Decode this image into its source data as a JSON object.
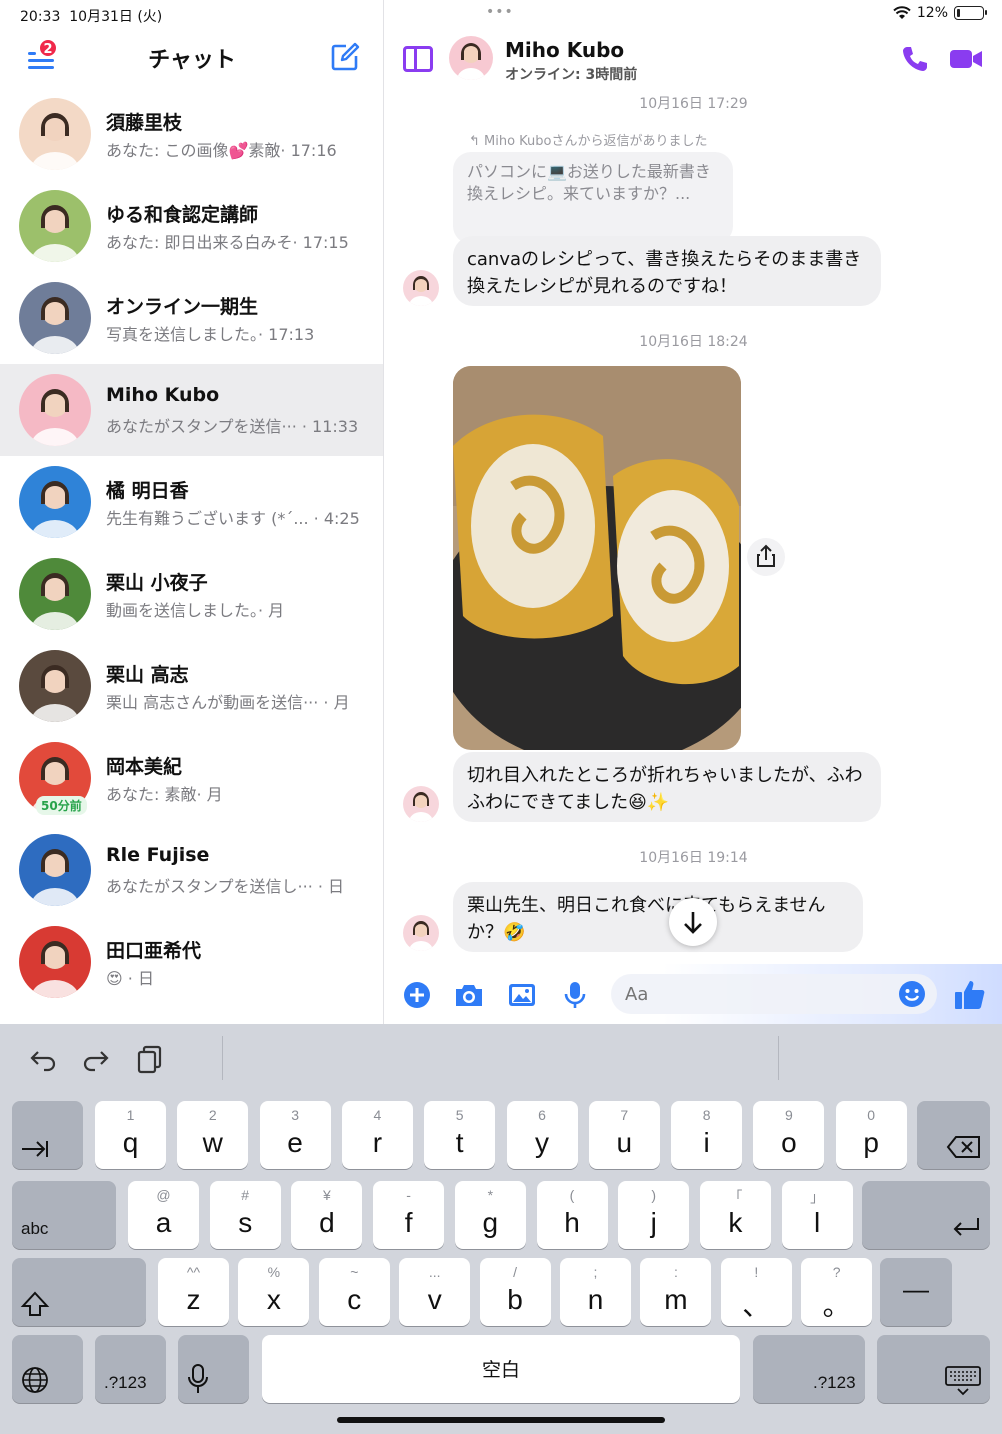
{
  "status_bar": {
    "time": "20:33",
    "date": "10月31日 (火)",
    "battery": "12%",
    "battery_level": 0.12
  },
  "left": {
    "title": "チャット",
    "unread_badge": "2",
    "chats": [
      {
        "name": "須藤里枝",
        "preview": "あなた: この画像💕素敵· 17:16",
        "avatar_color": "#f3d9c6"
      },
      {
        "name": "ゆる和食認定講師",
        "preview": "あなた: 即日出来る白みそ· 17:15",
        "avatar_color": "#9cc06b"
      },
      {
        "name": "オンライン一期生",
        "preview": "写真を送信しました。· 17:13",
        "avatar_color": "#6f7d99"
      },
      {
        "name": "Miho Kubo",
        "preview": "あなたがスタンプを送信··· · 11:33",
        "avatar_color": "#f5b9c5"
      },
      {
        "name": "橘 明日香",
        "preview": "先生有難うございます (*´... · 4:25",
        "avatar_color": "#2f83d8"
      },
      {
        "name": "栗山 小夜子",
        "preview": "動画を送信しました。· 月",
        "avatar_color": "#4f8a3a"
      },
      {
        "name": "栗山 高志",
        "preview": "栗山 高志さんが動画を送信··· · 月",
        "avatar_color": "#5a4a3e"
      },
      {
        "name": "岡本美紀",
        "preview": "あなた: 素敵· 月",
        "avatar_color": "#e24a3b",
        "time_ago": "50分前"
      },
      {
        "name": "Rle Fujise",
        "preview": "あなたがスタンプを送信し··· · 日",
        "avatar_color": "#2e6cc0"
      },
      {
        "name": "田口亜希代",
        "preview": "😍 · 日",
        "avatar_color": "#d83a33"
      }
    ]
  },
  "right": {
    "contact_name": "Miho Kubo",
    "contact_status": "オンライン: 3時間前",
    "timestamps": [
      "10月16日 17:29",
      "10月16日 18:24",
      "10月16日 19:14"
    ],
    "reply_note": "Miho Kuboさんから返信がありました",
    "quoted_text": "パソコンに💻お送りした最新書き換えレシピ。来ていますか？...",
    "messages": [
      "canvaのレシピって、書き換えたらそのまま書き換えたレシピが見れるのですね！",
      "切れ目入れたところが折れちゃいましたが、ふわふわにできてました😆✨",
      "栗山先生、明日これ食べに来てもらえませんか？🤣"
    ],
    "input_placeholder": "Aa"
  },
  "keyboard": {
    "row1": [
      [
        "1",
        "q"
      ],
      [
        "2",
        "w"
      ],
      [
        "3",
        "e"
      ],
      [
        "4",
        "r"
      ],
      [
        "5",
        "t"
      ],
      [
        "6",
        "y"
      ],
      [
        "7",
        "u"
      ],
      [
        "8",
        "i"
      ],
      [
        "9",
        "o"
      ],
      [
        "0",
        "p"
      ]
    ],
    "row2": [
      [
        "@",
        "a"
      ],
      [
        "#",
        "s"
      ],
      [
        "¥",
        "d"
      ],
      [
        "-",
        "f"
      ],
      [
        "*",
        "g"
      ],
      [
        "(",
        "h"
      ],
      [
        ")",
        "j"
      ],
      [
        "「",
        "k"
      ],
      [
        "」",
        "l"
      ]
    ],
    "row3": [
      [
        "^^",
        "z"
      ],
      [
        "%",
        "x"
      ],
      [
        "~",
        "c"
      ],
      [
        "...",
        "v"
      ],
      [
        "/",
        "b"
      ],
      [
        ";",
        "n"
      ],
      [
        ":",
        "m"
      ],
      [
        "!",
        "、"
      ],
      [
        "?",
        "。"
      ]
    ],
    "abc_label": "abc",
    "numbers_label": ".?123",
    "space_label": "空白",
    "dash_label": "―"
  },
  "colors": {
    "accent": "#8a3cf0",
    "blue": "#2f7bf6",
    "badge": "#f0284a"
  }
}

→ CHALLENGE
Copy all the lines of data exactly as they appear, dropping any images.

→ THE COMPLETED TASK
Decode this image into its source data as a JSON object.
{
  "status_bar": {
    "time": "20:33",
    "date": "10月31日 (火)",
    "battery": "12%",
    "battery_level": 0.12
  },
  "left": {
    "title": "チャット",
    "unread_badge": "2",
    "chats": [
      {
        "name": "須藤里枝",
        "preview": "あなた: この画像💕素敵· 17:16",
        "avatar_color": "#f3d9c6"
      },
      {
        "name": "ゆる和食認定講師",
        "preview": "あなた: 即日出来る白みそ· 17:15",
        "avatar_color": "#9cc06b"
      },
      {
        "name": "オンライン一期生",
        "preview": "写真を送信しました。· 17:13",
        "avatar_color": "#6f7d99"
      },
      {
        "name": "Miho Kubo",
        "preview": "あなたがスタンプを送信··· · 11:33",
        "avatar_color": "#f5b9c5"
      },
      {
        "name": "橘 明日香",
        "preview": "先生有難うございます (*´... · 4:25",
        "avatar_color": "#2f83d8"
      },
      {
        "name": "栗山 小夜子",
        "preview": "動画を送信しました。· 月",
        "avatar_color": "#4f8a3a"
      },
      {
        "name": "栗山 高志",
        "preview": "栗山 高志さんが動画を送信··· · 月",
        "avatar_color": "#5a4a3e"
      },
      {
        "name": "岡本美紀",
        "preview": "あなた: 素敵· 月",
        "avatar_color": "#e24a3b",
        "time_ago": "50分前"
      },
      {
        "name": "Rle Fujise",
        "preview": "あなたがスタンプを送信し··· · 日",
        "avatar_color": "#2e6cc0"
      },
      {
        "name": "田口亜希代",
        "preview": "😍 · 日",
        "avatar_color": "#d83a33"
      }
    ]
  },
  "right": {
    "contact_name": "Miho Kubo",
    "contact_status": "オンライン: 3時間前",
    "timestamps": [
      "10月16日 17:29",
      "10月16日 18:24",
      "10月16日 19:14"
    ],
    "reply_note": "Miho Kuboさんから返信がありました",
    "quoted_text": "パソコンに💻お送りした最新書き換えレシピ。来ていますか？...",
    "messages": [
      "canvaのレシピって、書き換えたらそのまま書き換えたレシピが見れるのですね！",
      "切れ目入れたところが折れちゃいましたが、ふわふわにできてました😆✨",
      "栗山先生、明日これ食べに来てもらえませんか？🤣"
    ],
    "input_placeholder": "Aa"
  },
  "keyboard": {
    "row1": [
      [
        "1",
        "q"
      ],
      [
        "2",
        "w"
      ],
      [
        "3",
        "e"
      ],
      [
        "4",
        "r"
      ],
      [
        "5",
        "t"
      ],
      [
        "6",
        "y"
      ],
      [
        "7",
        "u"
      ],
      [
        "8",
        "i"
      ],
      [
        "9",
        "o"
      ],
      [
        "0",
        "p"
      ]
    ],
    "row2": [
      [
        "@",
        "a"
      ],
      [
        "#",
        "s"
      ],
      [
        "¥",
        "d"
      ],
      [
        "-",
        "f"
      ],
      [
        "*",
        "g"
      ],
      [
        "(",
        "h"
      ],
      [
        ")",
        "j"
      ],
      [
        "「",
        "k"
      ],
      [
        "」",
        "l"
      ]
    ],
    "row3": [
      [
        "^^",
        "z"
      ],
      [
        "%",
        "x"
      ],
      [
        "~",
        "c"
      ],
      [
        "...",
        "v"
      ],
      [
        "/",
        "b"
      ],
      [
        ";",
        "n"
      ],
      [
        ":",
        "m"
      ],
      [
        "!",
        "、"
      ],
      [
        "?",
        "。"
      ]
    ],
    "abc_label": "abc",
    "numbers_label": ".?123",
    "space_label": "空白",
    "dash_label": "―"
  },
  "colors": {
    "accent": "#8a3cf0",
    "blue": "#2f7bf6",
    "badge": "#f0284a"
  }
}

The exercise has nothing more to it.